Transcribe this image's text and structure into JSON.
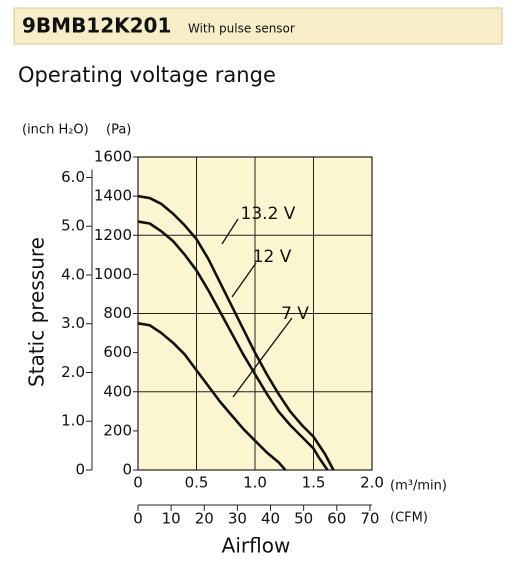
{
  "header": {
    "model": "9BMB12K201",
    "note": "With pulse sensor"
  },
  "chart_data": {
    "type": "line",
    "title": "Operating voltage range",
    "y_label": "Static pressure",
    "x_label": "Airflow",
    "y_unit": "(Pa)",
    "y2_unit": "(inch H₂O)",
    "x_unit": "(m³/min)",
    "x2_unit": "(CFM)",
    "xlim": [
      0,
      2
    ],
    "xticks": [
      0,
      0.5,
      {
        "value": 1,
        "label": "1.0"
      },
      1.5,
      {
        "value": 2,
        "label": "2.0"
      }
    ],
    "x2lim": [
      0,
      70.63
    ],
    "x2ticks": [
      0,
      10,
      20,
      30,
      40,
      50,
      60,
      70
    ],
    "ylim": [
      0,
      1600
    ],
    "yticks": [
      0,
      200,
      400,
      600,
      800,
      1000,
      1200,
      1400,
      1600
    ],
    "y2lim": [
      0,
      6.42
    ],
    "y2ticks": [
      0,
      {
        "value": 1,
        "label": "1.0"
      },
      {
        "value": 2,
        "label": "2.0"
      },
      {
        "value": 3,
        "label": "3.0"
      },
      {
        "value": 4,
        "label": "4.0"
      },
      {
        "value": 5,
        "label": "5.0"
      },
      {
        "value": 6,
        "label": "6.0"
      }
    ],
    "grid": true,
    "background": "#fbf5d0",
    "series": [
      {
        "name": "13.2 V",
        "color": "#111111",
        "x": [
          0,
          0.1,
          0.2,
          0.3,
          0.4,
          0.5,
          0.6,
          0.7,
          0.8,
          0.9,
          1.0,
          1.1,
          1.2,
          1.3,
          1.4,
          1.5,
          1.6,
          1.67
        ],
        "values": [
          1400,
          1390,
          1360,
          1310,
          1250,
          1180,
          1080,
          960,
          840,
          720,
          600,
          490,
          390,
          300,
          230,
          170,
          80,
          0
        ]
      },
      {
        "name": "12 V",
        "color": "#111111",
        "x": [
          0,
          0.1,
          0.2,
          0.3,
          0.4,
          0.5,
          0.6,
          0.7,
          0.8,
          0.9,
          1.0,
          1.1,
          1.2,
          1.3,
          1.4,
          1.5,
          1.55,
          1.62
        ],
        "values": [
          1270,
          1260,
          1220,
          1170,
          1100,
          1020,
          920,
          810,
          700,
          590,
          490,
          390,
          300,
          230,
          170,
          110,
          60,
          0
        ]
      },
      {
        "name": "7 V",
        "color": "#111111",
        "x": [
          0,
          0.1,
          0.2,
          0.3,
          0.4,
          0.5,
          0.6,
          0.7,
          0.8,
          0.9,
          1.0,
          1.1,
          1.2,
          1.26
        ],
        "values": [
          750,
          740,
          700,
          650,
          590,
          510,
          430,
          350,
          280,
          210,
          150,
          90,
          40,
          0
        ]
      }
    ]
  }
}
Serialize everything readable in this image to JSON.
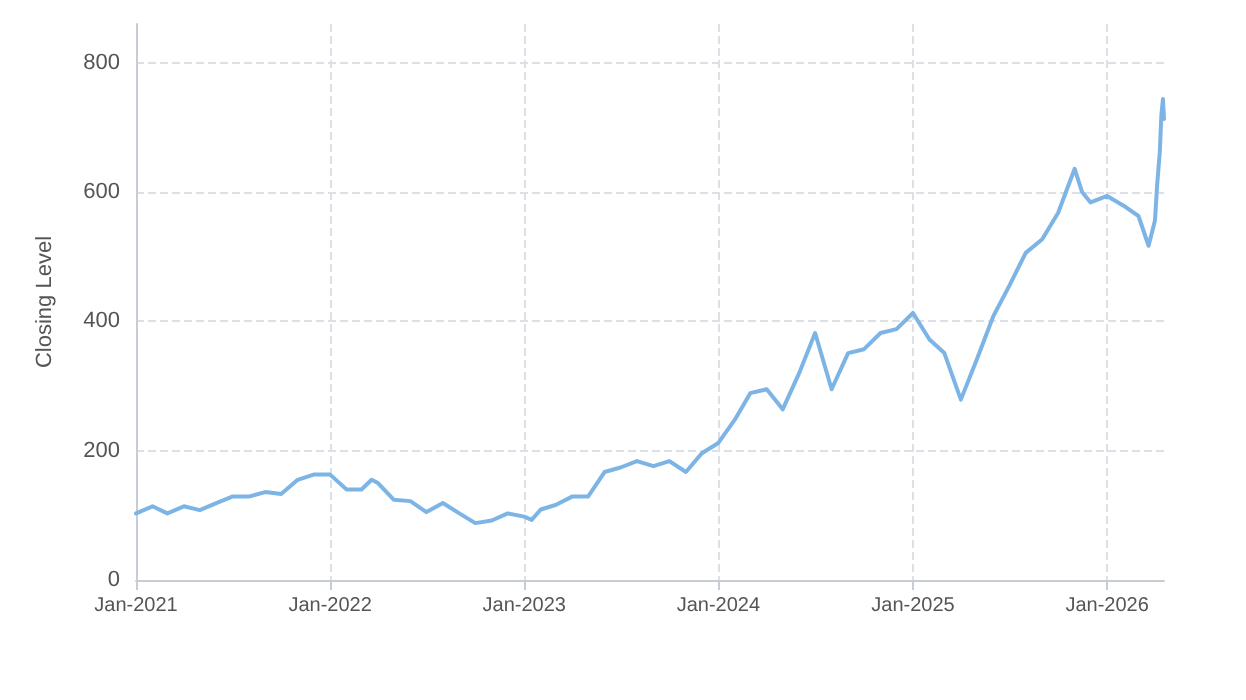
{
  "chart_data": {
    "type": "line",
    "ylabel": "Closing Level",
    "color": "#7db4e6",
    "grid": true,
    "marker": "none",
    "line_style": "solid",
    "x": [
      "2021-01-01",
      "2021-02-01",
      "2021-03-01",
      "2021-04-01",
      "2021-05-01",
      "2021-06-01",
      "2021-07-01",
      "2021-08-01",
      "2021-09-01",
      "2021-10-01",
      "2021-11-01",
      "2021-12-01",
      "2022-01-01",
      "2022-02-01",
      "2022-03-01",
      "2022-03-20",
      "2022-04-01",
      "2022-05-01",
      "2022-06-01",
      "2022-07-01",
      "2022-08-01",
      "2022-09-01",
      "2022-10-01",
      "2022-11-01",
      "2022-12-01",
      "2023-01-01",
      "2023-01-15",
      "2023-02-01",
      "2023-03-01",
      "2023-04-01",
      "2023-05-01",
      "2023-06-01",
      "2023-07-01",
      "2023-08-01",
      "2023-09-01",
      "2023-10-01",
      "2023-11-01",
      "2023-12-01",
      "2024-01-01",
      "2024-02-01",
      "2024-03-01",
      "2024-04-01",
      "2024-05-01",
      "2024-06-01",
      "2024-07-01",
      "2024-08-01",
      "2024-09-01",
      "2024-10-01",
      "2024-11-01",
      "2024-12-01",
      "2025-01-01",
      "2025-02-01",
      "2025-03-01",
      "2025-04-01",
      "2025-05-01",
      "2025-06-01",
      "2025-07-01",
      "2025-08-01",
      "2025-09-01",
      "2025-10-01",
      "2025-11-01",
      "2025-11-15",
      "2025-12-01",
      "2026-01-01",
      "2026-02-01",
      "2026-03-01",
      "2026-03-20",
      "2026-04-01",
      "2026-04-05",
      "2026-04-10",
      "2026-04-13",
      "2026-04-16",
      "2026-04-18"
    ],
    "values": [
      103,
      114,
      103,
      114,
      108,
      119,
      129,
      129,
      136,
      133,
      155,
      163,
      163,
      140,
      140,
      155,
      150,
      124,
      122,
      105,
      119,
      103,
      88,
      92,
      103,
      98,
      93,
      109,
      116,
      129,
      129,
      167,
      174,
      184,
      176,
      184,
      167,
      196,
      212,
      248,
      289,
      295,
      264,
      320,
      382,
      295,
      351,
      357,
      382,
      388,
      413,
      372,
      351,
      279,
      341,
      408,
      455,
      506,
      527,
      568,
      636,
      600,
      584,
      594,
      579,
      563,
      517,
      556,
      610,
      661,
      718,
      744,
      713
    ],
    "xlim": [
      "2021-01-01",
      "2026-04-18"
    ],
    "xticks": [
      {
        "value": "2021-01-01",
        "label": "Jan-2021"
      },
      {
        "value": "2022-01-01",
        "label": "Jan-2022"
      },
      {
        "value": "2023-01-01",
        "label": "Jan-2023"
      },
      {
        "value": "2024-01-01",
        "label": "Jan-2024"
      },
      {
        "value": "2025-01-01",
        "label": "Jan-2025"
      },
      {
        "value": "2026-01-01",
        "label": "Jan-2026"
      }
    ],
    "ylim": [
      0,
      860
    ],
    "yticks": [
      0,
      200,
      400,
      600,
      800
    ]
  }
}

» GIVEN INSTRUCTION
Skip the images and write out the rest of the listing exactly.

» TASK RESULT
Transcribe this image's text and structure into JSON.
{
  "header": {
    "model": "9BMB12K201",
    "note": "With pulse sensor"
  },
  "chart_data": {
    "type": "line",
    "title": "Operating voltage range",
    "y_label": "Static pressure",
    "x_label": "Airflow",
    "y_unit": "(Pa)",
    "y2_unit": "(inch H₂O)",
    "x_unit": "(m³/min)",
    "x2_unit": "(CFM)",
    "xlim": [
      0,
      2
    ],
    "xticks": [
      0,
      0.5,
      {
        "value": 1,
        "label": "1.0"
      },
      1.5,
      {
        "value": 2,
        "label": "2.0"
      }
    ],
    "x2lim": [
      0,
      70.63
    ],
    "x2ticks": [
      0,
      10,
      20,
      30,
      40,
      50,
      60,
      70
    ],
    "ylim": [
      0,
      1600
    ],
    "yticks": [
      0,
      200,
      400,
      600,
      800,
      1000,
      1200,
      1400,
      1600
    ],
    "y2lim": [
      0,
      6.42
    ],
    "y2ticks": [
      0,
      {
        "value": 1,
        "label": "1.0"
      },
      {
        "value": 2,
        "label": "2.0"
      },
      {
        "value": 3,
        "label": "3.0"
      },
      {
        "value": 4,
        "label": "4.0"
      },
      {
        "value": 5,
        "label": "5.0"
      },
      {
        "value": 6,
        "label": "6.0"
      }
    ],
    "grid": true,
    "background": "#fbf5d0",
    "series": [
      {
        "name": "13.2 V",
        "color": "#111111",
        "x": [
          0,
          0.1,
          0.2,
          0.3,
          0.4,
          0.5,
          0.6,
          0.7,
          0.8,
          0.9,
          1.0,
          1.1,
          1.2,
          1.3,
          1.4,
          1.5,
          1.6,
          1.67
        ],
        "values": [
          1400,
          1390,
          1360,
          1310,
          1250,
          1180,
          1080,
          960,
          840,
          720,
          600,
          490,
          390,
          300,
          230,
          170,
          80,
          0
        ]
      },
      {
        "name": "12 V",
        "color": "#111111",
        "x": [
          0,
          0.1,
          0.2,
          0.3,
          0.4,
          0.5,
          0.6,
          0.7,
          0.8,
          0.9,
          1.0,
          1.1,
          1.2,
          1.3,
          1.4,
          1.5,
          1.55,
          1.62
        ],
        "values": [
          1270,
          1260,
          1220,
          1170,
          1100,
          1020,
          920,
          810,
          700,
          590,
          490,
          390,
          300,
          230,
          170,
          110,
          60,
          0
        ]
      },
      {
        "name": "7 V",
        "color": "#111111",
        "x": [
          0,
          0.1,
          0.2,
          0.3,
          0.4,
          0.5,
          0.6,
          0.7,
          0.8,
          0.9,
          1.0,
          1.1,
          1.2,
          1.26
        ],
        "values": [
          750,
          740,
          700,
          650,
          590,
          510,
          430,
          350,
          280,
          210,
          150,
          90,
          40,
          0
        ]
      }
    ]
  }
}
Serialize everything readable in this image to JSON.
{
  "chart_data": {
    "type": "line",
    "ylabel": "Closing Level",
    "color": "#7db4e6",
    "grid": true,
    "marker": "none",
    "line_style": "solid",
    "x": [
      "2021-01-01",
      "2021-02-01",
      "2021-03-01",
      "2021-04-01",
      "2021-05-01",
      "2021-06-01",
      "2021-07-01",
      "2021-08-01",
      "2021-09-01",
      "2021-10-01",
      "2021-11-01",
      "2021-12-01",
      "2022-01-01",
      "2022-02-01",
      "2022-03-01",
      "2022-03-20",
      "2022-04-01",
      "2022-05-01",
      "2022-06-01",
      "2022-07-01",
      "2022-08-01",
      "2022-09-01",
      "2022-10-01",
      "2022-11-01",
      "2022-12-01",
      "2023-01-01",
      "2023-01-15",
      "2023-02-01",
      "2023-03-01",
      "2023-04-01",
      "2023-05-01",
      "2023-06-01",
      "2023-07-01",
      "2023-08-01",
      "2023-09-01",
      "2023-10-01",
      "2023-11-01",
      "2023-12-01",
      "2024-01-01",
      "2024-02-01",
      "2024-03-01",
      "2024-04-01",
      "2024-05-01",
      "2024-06-01",
      "2024-07-01",
      "2024-08-01",
      "2024-09-01",
      "2024-10-01",
      "2024-11-01",
      "2024-12-01",
      "2025-01-01",
      "2025-02-01",
      "2025-03-01",
      "2025-04-01",
      "2025-05-01",
      "2025-06-01",
      "2025-07-01",
      "2025-08-01",
      "2025-09-01",
      "2025-10-01",
      "2025-11-01",
      "2025-11-15",
      "2025-12-01",
      "2026-01-01",
      "2026-02-01",
      "2026-03-01",
      "2026-03-20",
      "2026-04-01",
      "2026-04-05",
      "2026-04-10",
      "2026-04-13",
      "2026-04-16",
      "2026-04-18"
    ],
    "values": [
      103,
      114,
      103,
      114,
      108,
      119,
      129,
      129,
      136,
      133,
      155,
      163,
      163,
      140,
      140,
      155,
      150,
      124,
      122,
      105,
      119,
      103,
      88,
      92,
      103,
      98,
      93,
      109,
      116,
      129,
      129,
      167,
      174,
      184,
      176,
      184,
      167,
      196,
      212,
      248,
      289,
      295,
      264,
      320,
      382,
      295,
      351,
      357,
      382,
      388,
      413,
      372,
      351,
      279,
      341,
      408,
      455,
      506,
      527,
      568,
      636,
      600,
      584,
      594,
      579,
      563,
      517,
      556,
      610,
      661,
      718,
      744,
      713
    ],
    "xlim": [
      "2021-01-01",
      "2026-04-18"
    ],
    "xticks": [
      {
        "value": "2021-01-01",
        "label": "Jan-2021"
      },
      {
        "value": "2022-01-01",
        "label": "Jan-2022"
      },
      {
        "value": "2023-01-01",
        "label": "Jan-2023"
      },
      {
        "value": "2024-01-01",
        "label": "Jan-2024"
      },
      {
        "value": "2025-01-01",
        "label": "Jan-2025"
      },
      {
        "value": "2026-01-01",
        "label": "Jan-2026"
      }
    ],
    "ylim": [
      0,
      860
    ],
    "yticks": [
      0,
      200,
      400,
      600,
      800
    ]
  }
}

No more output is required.